## ARBEITSAUFTRAG:
Nenne alle nummerierten Bedeutungen, die der Wörterbucheintrag zu „Vergeben“ weiter unten aufführt. Gib jeweils die Nummer und die knappe Umschreibung an, die unmittelbar auf die Nummer folgt.

## TEXTAUSZUG:
■ ■ ■
Vergeben
, [
1229-1230] verb. irreg. act. (
S. Geben,) welches in verschiedenen Bedeutungen
vorkommt. 1. Falsch geben, von Ver 1 (2) (g). Sich vergeben, sich im Geben oder
Ausgeben irren. Die Karten vergeben, sie falsch geben. Die Karten sind
vergeben. Daher das Vergeben, indem die Vergebung in dieser Bedeutung nicht
üblich ist. 2. Die bestimmten Abgaben von etwas geben, mit dem Accusativ dieses
etwas. Eine Waare vergeben, die Accise, den Zoll davon geben. Der Wein ist noch
nicht vergeben. Sein Vermögen vergeben, die Vermögensteuer davon entrichten. Es
ist hier ein allgemeiner Ausdruck, welcher das versteuern, veraccisiren,
verzollen u. s. f. unter sich begreift. 3. Gift beybringen, und dadurch tödten,
durch Gift hinrichten. Man gebrauchte es ehedem mit der dritten Endung der
Person. Einem im Essen vergeben, Theuerd. Es ist ihm vergeben worden. Leider,
ihm ward vergeben, Hornegk. Im Oberdeutschen sagt man noch jetzt einem mit Gift
vergeben. im Hochdeutschen gebraucht man es nie anders, als mit der vierten
Endung der Person. Jemand vergeben, oder ihn mit Gift vergeben. Er ist vergeben
worden. Katzen und Mäuse vergeben. Sich selbst vergeben. Die Vorsylbe scheint
hier eine Destruction zu bezeichnen,
S. Ver 1 (2) (h). Daher das Vergeben, und, obgleich
seltener, die Vergebung. 4. * Ohne Wirkung, ohne gehofften Nutzen geben, so daß
die Partikel die Bedeutung des Verlustes hat,
S. Ver 1 (2) (c). Es ist in dieser Bedeutung veraltet,
von welcher indessen doch vergebens und vergeblich noch üblich sind. In einigen
Gegenden, z. B. in Obersachsen, wird auch noch das Mittelwort vergeben für das
sonst üblichere vergeblich gebraucht. Einem vergebene Mühe machen, Less. Eine
vergebene Reise, Gell. Vergebene Eide schwören, Raben. 5. * Umsonst, ohne Lohn
geben, eine mit der vorigen sehr nahe verwandte Bedeutung, welche aber
gleichfalls veraltet ist. Das vergebene Himmelbrot, Geb. Frank, das umsonst
gegebene. 6. Weggeben, an einem andern geben, wo ver die erste eigentliche
Bedeutung der Entfernung hat. (1) Eigentlich, wo es doch nur in einigen Fällen
üblich ist. Meine Hand ist schon vergeben. Seine Tochter vergeben, sie jemanden
zur Ehe versprechen, in einigen Gegenden auch, sie ausstatten. Den ausgesetzten
Preis vergeben. Ein Stipendium, ein Amt, eine Bedienung vergeben. Die Stelle
ist noch nicht vergeben. Wenn die Person ausgedruckt werden soll, so bekommt
sie das Vorwort an. Ein Amt an jemanden vergeben. So auch die Vergebung. (2)
■ ■ ■
## GESPEICHERTE ZEILEN:
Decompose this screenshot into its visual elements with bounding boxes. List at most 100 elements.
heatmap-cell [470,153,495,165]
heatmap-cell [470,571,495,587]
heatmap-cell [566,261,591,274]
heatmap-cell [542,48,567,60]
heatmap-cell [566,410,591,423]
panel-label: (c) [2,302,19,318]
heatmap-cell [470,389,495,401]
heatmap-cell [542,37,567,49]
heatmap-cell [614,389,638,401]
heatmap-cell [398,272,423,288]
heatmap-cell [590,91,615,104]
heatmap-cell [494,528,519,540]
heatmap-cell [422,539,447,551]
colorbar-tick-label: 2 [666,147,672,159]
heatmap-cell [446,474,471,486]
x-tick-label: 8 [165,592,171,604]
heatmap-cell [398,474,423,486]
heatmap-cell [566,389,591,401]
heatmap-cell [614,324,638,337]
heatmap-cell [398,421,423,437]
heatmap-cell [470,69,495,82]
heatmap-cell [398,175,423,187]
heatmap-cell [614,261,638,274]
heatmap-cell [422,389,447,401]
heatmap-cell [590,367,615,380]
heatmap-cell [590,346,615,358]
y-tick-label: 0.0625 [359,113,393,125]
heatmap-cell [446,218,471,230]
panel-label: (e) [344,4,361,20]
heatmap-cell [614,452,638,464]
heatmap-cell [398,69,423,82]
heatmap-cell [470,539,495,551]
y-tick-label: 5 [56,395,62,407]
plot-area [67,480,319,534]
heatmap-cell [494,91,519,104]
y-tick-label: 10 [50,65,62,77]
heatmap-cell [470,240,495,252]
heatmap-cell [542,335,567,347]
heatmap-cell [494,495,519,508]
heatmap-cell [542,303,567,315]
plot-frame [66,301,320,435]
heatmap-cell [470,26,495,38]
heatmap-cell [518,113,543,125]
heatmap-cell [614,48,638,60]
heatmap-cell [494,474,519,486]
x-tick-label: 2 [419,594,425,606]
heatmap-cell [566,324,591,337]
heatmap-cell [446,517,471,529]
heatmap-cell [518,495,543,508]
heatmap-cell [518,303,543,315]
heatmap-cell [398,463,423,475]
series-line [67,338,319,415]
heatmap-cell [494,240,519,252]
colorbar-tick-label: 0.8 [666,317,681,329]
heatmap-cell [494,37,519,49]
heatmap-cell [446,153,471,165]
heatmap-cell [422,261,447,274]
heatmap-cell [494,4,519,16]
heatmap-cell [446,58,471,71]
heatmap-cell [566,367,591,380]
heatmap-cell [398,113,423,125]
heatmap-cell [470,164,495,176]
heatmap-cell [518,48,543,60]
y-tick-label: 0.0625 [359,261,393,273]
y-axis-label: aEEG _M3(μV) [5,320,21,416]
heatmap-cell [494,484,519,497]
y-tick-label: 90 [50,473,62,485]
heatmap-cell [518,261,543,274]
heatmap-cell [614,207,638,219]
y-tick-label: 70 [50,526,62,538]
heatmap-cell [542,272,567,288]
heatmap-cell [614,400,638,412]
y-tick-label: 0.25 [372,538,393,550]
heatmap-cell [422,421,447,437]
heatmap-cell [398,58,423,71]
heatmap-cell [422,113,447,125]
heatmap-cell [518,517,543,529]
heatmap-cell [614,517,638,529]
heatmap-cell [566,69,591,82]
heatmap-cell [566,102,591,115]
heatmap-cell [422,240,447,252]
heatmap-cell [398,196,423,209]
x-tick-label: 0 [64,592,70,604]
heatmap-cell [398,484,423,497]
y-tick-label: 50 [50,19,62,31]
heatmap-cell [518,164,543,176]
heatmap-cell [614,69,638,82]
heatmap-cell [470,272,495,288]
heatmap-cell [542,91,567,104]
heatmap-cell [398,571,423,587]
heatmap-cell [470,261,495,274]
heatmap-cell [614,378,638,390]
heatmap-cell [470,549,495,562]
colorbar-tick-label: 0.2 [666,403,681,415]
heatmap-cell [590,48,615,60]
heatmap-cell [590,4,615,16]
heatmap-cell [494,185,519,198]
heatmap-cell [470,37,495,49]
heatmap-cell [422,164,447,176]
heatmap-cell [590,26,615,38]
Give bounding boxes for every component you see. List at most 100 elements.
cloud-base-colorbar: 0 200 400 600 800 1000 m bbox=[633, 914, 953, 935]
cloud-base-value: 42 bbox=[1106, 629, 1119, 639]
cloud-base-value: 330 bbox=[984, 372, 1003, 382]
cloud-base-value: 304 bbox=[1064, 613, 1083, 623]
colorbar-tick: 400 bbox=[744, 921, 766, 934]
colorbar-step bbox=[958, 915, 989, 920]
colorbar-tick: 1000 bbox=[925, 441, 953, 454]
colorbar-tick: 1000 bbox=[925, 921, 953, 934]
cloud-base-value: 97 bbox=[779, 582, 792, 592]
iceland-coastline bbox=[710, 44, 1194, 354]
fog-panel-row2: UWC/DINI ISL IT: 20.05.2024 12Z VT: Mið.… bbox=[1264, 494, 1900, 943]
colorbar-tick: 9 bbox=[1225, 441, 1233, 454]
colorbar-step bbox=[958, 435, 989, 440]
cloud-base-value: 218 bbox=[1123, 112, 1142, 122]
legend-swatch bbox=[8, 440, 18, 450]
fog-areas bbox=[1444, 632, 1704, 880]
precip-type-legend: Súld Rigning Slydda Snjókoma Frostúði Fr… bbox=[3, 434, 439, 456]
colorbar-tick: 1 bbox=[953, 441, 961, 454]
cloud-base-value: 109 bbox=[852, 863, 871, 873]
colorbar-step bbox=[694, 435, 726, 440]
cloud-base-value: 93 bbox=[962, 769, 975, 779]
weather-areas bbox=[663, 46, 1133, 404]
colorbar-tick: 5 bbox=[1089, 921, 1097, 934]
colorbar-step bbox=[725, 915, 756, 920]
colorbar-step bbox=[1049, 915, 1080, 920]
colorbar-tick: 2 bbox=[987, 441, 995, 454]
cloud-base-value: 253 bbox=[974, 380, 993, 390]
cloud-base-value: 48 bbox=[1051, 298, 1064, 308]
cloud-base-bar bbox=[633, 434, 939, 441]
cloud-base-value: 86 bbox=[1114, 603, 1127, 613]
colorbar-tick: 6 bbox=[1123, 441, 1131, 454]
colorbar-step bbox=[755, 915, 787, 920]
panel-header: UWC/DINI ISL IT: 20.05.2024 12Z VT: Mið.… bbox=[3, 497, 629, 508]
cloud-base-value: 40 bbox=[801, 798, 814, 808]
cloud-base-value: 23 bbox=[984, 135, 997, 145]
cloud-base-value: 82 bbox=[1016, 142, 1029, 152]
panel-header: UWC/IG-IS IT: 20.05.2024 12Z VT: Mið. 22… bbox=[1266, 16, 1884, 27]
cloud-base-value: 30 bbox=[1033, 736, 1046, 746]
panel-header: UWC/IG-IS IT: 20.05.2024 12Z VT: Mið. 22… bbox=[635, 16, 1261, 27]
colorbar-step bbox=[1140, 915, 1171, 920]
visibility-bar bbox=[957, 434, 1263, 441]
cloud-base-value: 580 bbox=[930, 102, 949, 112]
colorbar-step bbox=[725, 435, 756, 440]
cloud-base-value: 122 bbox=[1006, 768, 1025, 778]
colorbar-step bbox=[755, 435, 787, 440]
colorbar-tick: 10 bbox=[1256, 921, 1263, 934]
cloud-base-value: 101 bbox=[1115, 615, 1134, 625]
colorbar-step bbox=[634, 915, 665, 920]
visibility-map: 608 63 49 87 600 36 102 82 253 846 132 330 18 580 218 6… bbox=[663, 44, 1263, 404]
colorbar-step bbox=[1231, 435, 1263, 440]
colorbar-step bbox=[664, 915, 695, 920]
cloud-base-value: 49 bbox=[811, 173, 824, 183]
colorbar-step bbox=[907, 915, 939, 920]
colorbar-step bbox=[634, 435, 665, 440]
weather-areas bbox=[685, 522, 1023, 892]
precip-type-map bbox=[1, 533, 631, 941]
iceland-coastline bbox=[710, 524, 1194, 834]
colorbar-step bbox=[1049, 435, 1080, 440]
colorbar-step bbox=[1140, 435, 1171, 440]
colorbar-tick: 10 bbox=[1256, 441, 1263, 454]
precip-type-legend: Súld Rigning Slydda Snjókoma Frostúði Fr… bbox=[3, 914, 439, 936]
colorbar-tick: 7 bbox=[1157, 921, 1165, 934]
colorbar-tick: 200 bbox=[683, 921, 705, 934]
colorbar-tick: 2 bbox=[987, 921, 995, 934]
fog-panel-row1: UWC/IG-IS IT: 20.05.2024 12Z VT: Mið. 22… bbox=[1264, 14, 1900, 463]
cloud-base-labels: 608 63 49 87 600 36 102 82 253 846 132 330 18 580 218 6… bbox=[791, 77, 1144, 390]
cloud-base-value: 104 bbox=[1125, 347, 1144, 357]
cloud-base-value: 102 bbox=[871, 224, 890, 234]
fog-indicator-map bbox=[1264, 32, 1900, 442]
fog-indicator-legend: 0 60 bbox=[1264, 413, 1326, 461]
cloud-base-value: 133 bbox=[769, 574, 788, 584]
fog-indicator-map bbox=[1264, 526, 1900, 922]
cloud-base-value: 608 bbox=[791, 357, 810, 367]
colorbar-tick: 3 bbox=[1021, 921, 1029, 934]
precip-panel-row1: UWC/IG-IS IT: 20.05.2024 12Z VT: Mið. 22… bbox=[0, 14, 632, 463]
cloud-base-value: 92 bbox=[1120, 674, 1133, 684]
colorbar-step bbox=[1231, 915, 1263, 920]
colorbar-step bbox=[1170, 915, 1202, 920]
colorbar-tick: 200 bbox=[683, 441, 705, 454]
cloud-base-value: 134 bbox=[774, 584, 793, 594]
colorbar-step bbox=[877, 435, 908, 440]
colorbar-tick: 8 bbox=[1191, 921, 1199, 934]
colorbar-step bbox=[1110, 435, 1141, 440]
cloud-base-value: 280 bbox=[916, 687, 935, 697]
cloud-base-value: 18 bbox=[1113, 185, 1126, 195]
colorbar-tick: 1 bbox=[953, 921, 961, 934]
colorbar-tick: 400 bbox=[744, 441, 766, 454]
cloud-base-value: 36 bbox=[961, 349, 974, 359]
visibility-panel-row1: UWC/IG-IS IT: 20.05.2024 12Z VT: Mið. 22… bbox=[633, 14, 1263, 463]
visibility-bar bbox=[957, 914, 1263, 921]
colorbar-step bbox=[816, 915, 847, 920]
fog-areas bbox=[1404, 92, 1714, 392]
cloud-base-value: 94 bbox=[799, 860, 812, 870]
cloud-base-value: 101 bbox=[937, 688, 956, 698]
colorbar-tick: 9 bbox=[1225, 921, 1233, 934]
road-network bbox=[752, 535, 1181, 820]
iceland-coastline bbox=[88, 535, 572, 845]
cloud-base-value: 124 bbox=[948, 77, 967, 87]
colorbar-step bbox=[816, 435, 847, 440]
■ ■ ■
## LÖSUNG DER AUFGABE:
1. Falsch geben
2. Die bestimmten Abgaben von etwas geben
3. Gift beybringen, und dadurch tödten
4. Ohne Wirkung, ohne gehofften Nutzen geben
5. Umsonst, ohne Lohn geben
6. Weggeben, an einem andern geben